--- Start MATERIAL TO PROCESS ---

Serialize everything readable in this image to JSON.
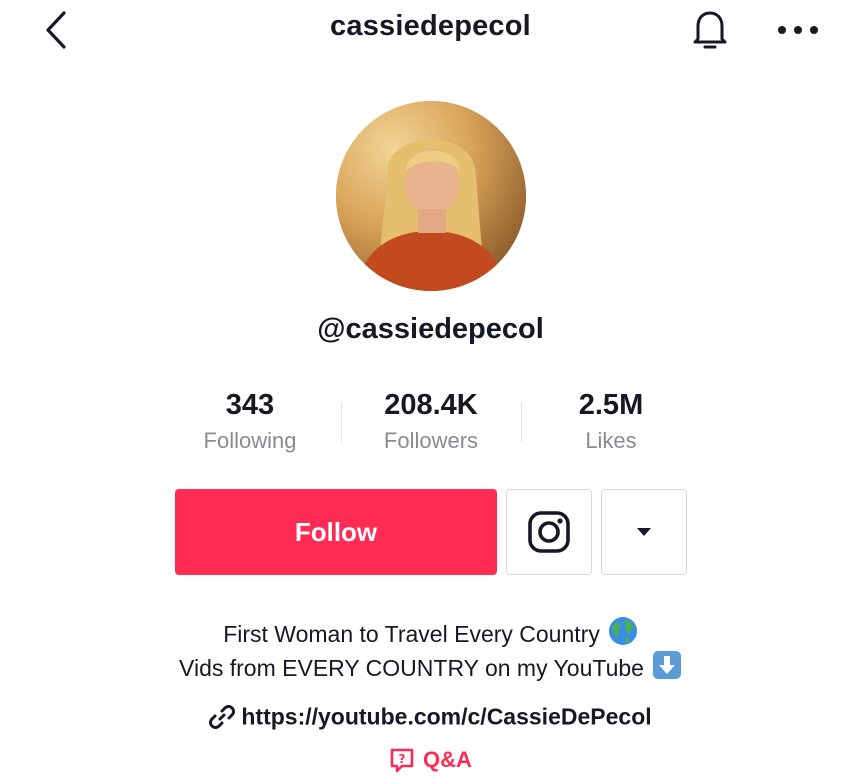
{
  "header": {
    "title": "cassiedepecol"
  },
  "profile": {
    "handle": "@cassiedepecol",
    "stats": [
      {
        "value": "343",
        "label": "Following"
      },
      {
        "value": "208.4K",
        "label": "Followers"
      },
      {
        "value": "2.5M",
        "label": "Likes"
      }
    ]
  },
  "actions": {
    "follow_label": "Follow"
  },
  "bio": {
    "line1": "First Woman to Travel Every Country",
    "line2": "Vids from EVERY COUNTRY on my YouTube"
  },
  "link": {
    "url": "https://youtube.com/c/CassieDePecol"
  },
  "qa": {
    "label": "Q&A"
  },
  "colors": {
    "accent": "#fe2c55",
    "text": "#161823",
    "muted": "#8a8b91"
  },
  "icons": [
    "chevron-left-icon",
    "bell-icon",
    "more-icon",
    "instagram-icon",
    "caret-down-icon",
    "globe-icon",
    "down-arrow-icon",
    "link-icon",
    "qa-icon"
  ]
}
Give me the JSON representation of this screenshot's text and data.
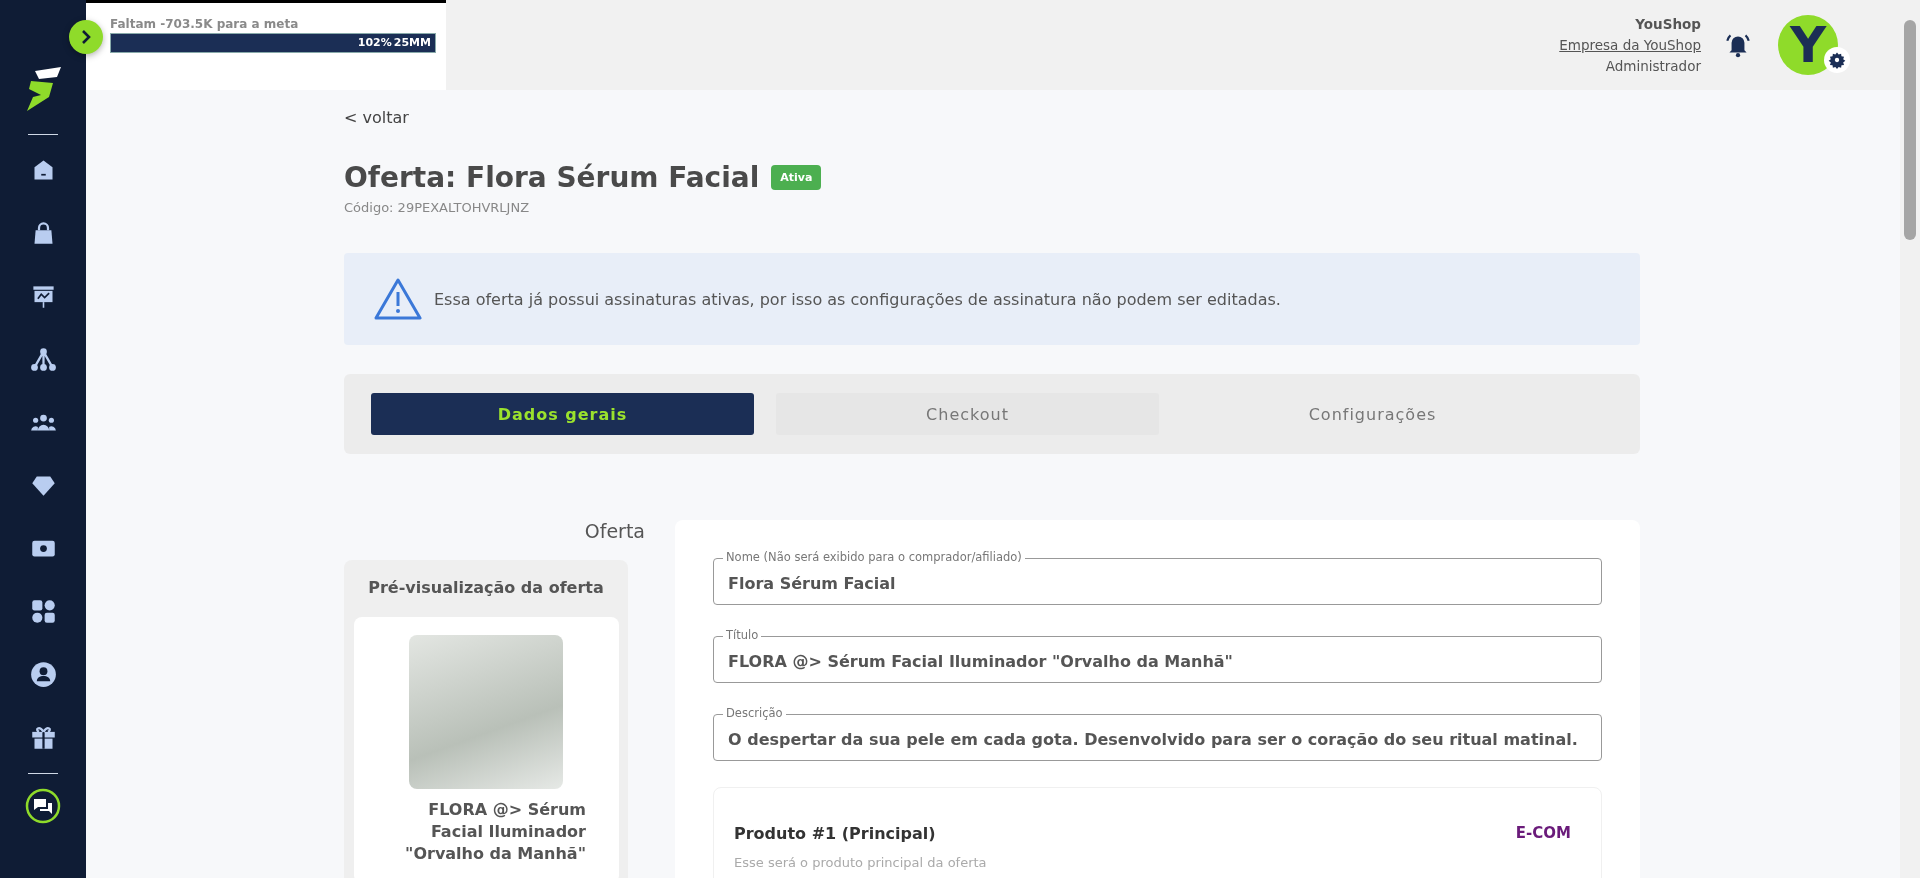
{
  "goal": {
    "text": "Faltam -703.5K para a meta",
    "level": 1,
    "percent": "102%",
    "target": "25MM"
  },
  "sidebar": {
    "items": [
      {
        "kind": "home"
      },
      {
        "kind": "bag"
      },
      {
        "kind": "presentation"
      },
      {
        "kind": "network"
      },
      {
        "kind": "team"
      },
      {
        "kind": "diamond"
      },
      {
        "kind": "money"
      },
      {
        "kind": "apps"
      },
      {
        "kind": "user"
      },
      {
        "kind": "gift"
      }
    ]
  },
  "user": {
    "name": "YouShop",
    "company": "Empresa da YouShop",
    "role": "Administrador",
    "avatar_letter": "Y"
  },
  "back_link": "< voltar",
  "page": {
    "title": "Oferta: Flora Sérum Facial",
    "status": "Ativa",
    "code": "Código: 29PEXALTOHVRLJNZ"
  },
  "alert": "Essa oferta já possui assinaturas ativas, por isso as configurações de assinatura não podem ser editadas.",
  "tabs": [
    {
      "label": "Dados gerais",
      "selected": true
    },
    {
      "label": "Checkout",
      "selected": false
    },
    {
      "label": "Configurações",
      "selected": false
    }
  ],
  "section_title": "Oferta",
  "preview": {
    "title": "Pré-visualização da oferta",
    "product_name": "FLORA @> Sérum Facial Iluminador \"Orvalho da Manhã\""
  },
  "fields": [
    {
      "label": "Nome (Não será exibido para o comprador/afiliado)",
      "value": "Flora Sérum Facial"
    },
    {
      "label": "Título",
      "value": "FLORA @> Sérum Facial Iluminador \"Orvalho da Manhã\""
    },
    {
      "label": "Descrição",
      "value": "O despertar da sua pele em cada gota. Desenvolvido para ser o coração do seu ritual matinal."
    }
  ],
  "product": {
    "title": "Produto #1 (Principal)",
    "subtitle": "Esse será o produto principal da oferta",
    "logo_text": "E-COM"
  }
}
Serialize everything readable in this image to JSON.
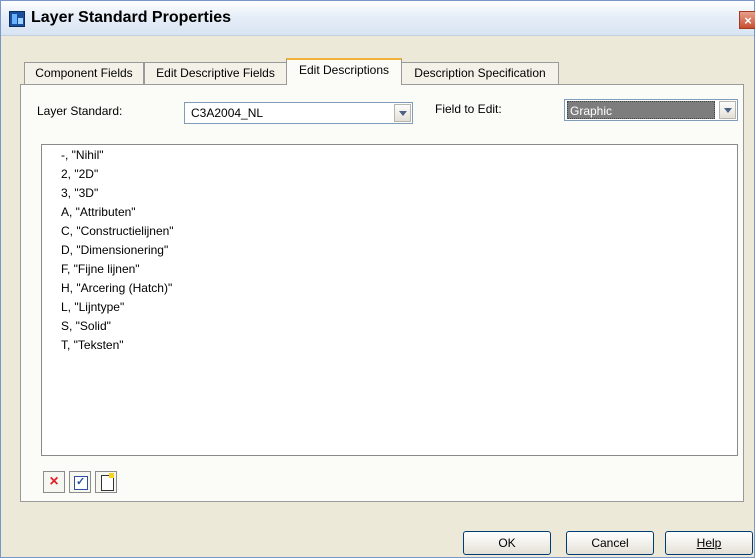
{
  "window": {
    "title": "Layer Standard Properties",
    "close_glyph": "×"
  },
  "tabs": [
    {
      "label": "Component Fields",
      "active": false
    },
    {
      "label": "Edit Descriptive Fields",
      "active": false
    },
    {
      "label": "Edit Descriptions",
      "active": true
    },
    {
      "label": "Description Specification",
      "active": false
    }
  ],
  "form": {
    "layer_standard_label": "Layer Standard:",
    "layer_standard_value": "C3A2004_NL",
    "field_to_edit_label": "Field to Edit:",
    "field_to_edit_value": "Graphic"
  },
  "descriptions": [
    "-, \"Nihil\"",
    "2, \"2D\"",
    "3, \"3D\"",
    "A, \"Attributen\"",
    "C, \"Constructielijnen\"",
    "D, \"Dimensionering\"",
    "F, \"Fijne lijnen\"",
    "H, \"Arcering (Hatch)\"",
    "L, \"Lijntype\"",
    "S, \"Solid\"",
    "T, \"Teksten\""
  ],
  "toolbar": {
    "delete_icon": "delete-icon",
    "edit_icon": "edit-icon",
    "new_icon": "new-icon",
    "delete_glyph": "×"
  },
  "buttons": {
    "ok": "OK",
    "cancel": "Cancel",
    "help": "Help"
  },
  "colors": {
    "tab_highlight": "#f0b23a",
    "delete_red": "#e0222a",
    "selection_gray": "#7d7d7d"
  }
}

--- End MATERIAL TO PROCESS ---

### REQUEST
Scan the material above for the word "Manhã". Copy each line where it occurs.

### EXERCISE SOLUTION
    "product_name": "FLORA @> Sérum Facial Iluminador \"Orvalho da Manhã\""
      "value": "FLORA @> Sérum Facial Iluminador \"Orvalho da Manhã\""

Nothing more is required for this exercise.